# [What you should do]
Show, in full, each line of the data that contains "seen".

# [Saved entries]
*****

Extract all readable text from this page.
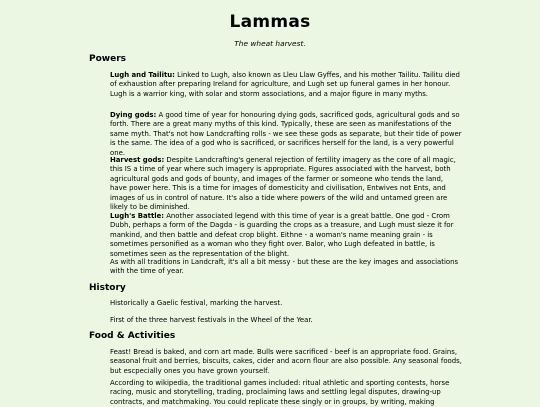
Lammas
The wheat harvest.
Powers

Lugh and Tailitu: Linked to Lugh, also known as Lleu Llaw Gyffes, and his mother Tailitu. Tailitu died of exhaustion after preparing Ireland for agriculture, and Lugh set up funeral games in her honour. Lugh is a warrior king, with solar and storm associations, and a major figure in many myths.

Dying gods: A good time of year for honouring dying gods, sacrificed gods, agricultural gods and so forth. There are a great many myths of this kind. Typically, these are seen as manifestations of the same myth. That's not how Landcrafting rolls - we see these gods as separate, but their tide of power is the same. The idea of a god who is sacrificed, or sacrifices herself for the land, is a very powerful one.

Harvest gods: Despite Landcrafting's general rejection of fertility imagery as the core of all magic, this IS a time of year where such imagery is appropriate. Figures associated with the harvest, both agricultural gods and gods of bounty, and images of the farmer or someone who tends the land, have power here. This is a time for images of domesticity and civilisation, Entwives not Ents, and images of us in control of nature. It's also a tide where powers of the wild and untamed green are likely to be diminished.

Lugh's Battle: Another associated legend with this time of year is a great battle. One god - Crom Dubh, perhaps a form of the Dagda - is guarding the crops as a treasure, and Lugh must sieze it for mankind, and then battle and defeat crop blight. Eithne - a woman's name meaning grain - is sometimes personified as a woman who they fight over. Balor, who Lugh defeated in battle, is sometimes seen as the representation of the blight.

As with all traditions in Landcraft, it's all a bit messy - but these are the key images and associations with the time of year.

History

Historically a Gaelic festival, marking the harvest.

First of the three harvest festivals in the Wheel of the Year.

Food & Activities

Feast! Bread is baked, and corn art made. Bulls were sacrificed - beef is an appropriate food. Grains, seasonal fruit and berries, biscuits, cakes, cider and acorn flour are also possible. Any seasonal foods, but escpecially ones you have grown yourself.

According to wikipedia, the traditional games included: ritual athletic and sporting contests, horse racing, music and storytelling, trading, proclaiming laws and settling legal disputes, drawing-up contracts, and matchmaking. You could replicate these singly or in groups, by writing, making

*****

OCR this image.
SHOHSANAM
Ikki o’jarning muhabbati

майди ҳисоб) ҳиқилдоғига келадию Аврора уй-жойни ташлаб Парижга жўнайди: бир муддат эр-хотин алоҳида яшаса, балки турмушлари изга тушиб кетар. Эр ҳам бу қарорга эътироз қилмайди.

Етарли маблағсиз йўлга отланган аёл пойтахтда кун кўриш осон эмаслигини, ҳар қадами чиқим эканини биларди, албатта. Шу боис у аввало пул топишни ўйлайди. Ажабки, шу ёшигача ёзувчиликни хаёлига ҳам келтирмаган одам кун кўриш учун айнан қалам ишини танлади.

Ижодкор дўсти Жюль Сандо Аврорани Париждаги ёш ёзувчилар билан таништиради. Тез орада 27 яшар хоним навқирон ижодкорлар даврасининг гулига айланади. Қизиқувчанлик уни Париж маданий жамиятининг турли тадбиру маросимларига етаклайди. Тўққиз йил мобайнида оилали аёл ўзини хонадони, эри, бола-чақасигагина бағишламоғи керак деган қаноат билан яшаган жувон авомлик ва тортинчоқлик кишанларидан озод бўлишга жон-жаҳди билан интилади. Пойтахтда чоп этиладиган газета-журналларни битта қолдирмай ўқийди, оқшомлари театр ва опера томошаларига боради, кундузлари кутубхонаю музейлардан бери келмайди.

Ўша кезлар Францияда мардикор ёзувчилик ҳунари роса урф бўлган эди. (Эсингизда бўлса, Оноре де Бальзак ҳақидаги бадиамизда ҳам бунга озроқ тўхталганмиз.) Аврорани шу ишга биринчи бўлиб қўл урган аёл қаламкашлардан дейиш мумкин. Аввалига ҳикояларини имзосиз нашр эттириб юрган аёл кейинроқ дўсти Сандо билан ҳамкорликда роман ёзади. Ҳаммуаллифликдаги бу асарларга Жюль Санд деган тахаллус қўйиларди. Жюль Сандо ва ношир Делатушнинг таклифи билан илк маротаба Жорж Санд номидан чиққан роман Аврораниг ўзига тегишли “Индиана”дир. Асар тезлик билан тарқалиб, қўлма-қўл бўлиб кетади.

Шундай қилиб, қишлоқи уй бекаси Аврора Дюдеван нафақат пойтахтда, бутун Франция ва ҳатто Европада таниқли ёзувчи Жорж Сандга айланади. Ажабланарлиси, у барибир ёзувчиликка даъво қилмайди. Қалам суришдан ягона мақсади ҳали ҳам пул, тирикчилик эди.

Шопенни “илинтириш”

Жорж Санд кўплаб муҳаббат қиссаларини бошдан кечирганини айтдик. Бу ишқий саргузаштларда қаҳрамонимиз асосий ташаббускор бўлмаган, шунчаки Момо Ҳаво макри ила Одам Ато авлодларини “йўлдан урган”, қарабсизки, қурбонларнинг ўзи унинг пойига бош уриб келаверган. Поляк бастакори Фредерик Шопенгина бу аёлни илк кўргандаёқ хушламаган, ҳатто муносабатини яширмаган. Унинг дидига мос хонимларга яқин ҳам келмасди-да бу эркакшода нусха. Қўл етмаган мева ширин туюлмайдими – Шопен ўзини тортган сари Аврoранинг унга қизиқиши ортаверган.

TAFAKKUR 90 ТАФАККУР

*****

# [Exercise answer]
Dying gods: A good time of year for honouring dying gods, sacrificed gods, agricultural gods and so forth. There are a great many myths of this kind. Typically, these are seen as manifestations of the same myth. That's not how Landcrafting rolls - we see these gods as separate, but their tide of power is the same. The idea of a god who is sacrificed, or sacrifices herself for the land, is a very powerful one.
Lugh's Battle: Another associated legend with this time of year is a great battle. One god - Crom Dubh, perhaps a form of the Dagda - is guarding the crops as a treasure, and Lugh must sieze it for mankind, and then battle and defeat crop blight. Eithne - a woman's name meaning grain - is sometimes personified as a woman who they fight over. Balor, who Lugh defeated in battle, is sometimes seen as the representation of the blight.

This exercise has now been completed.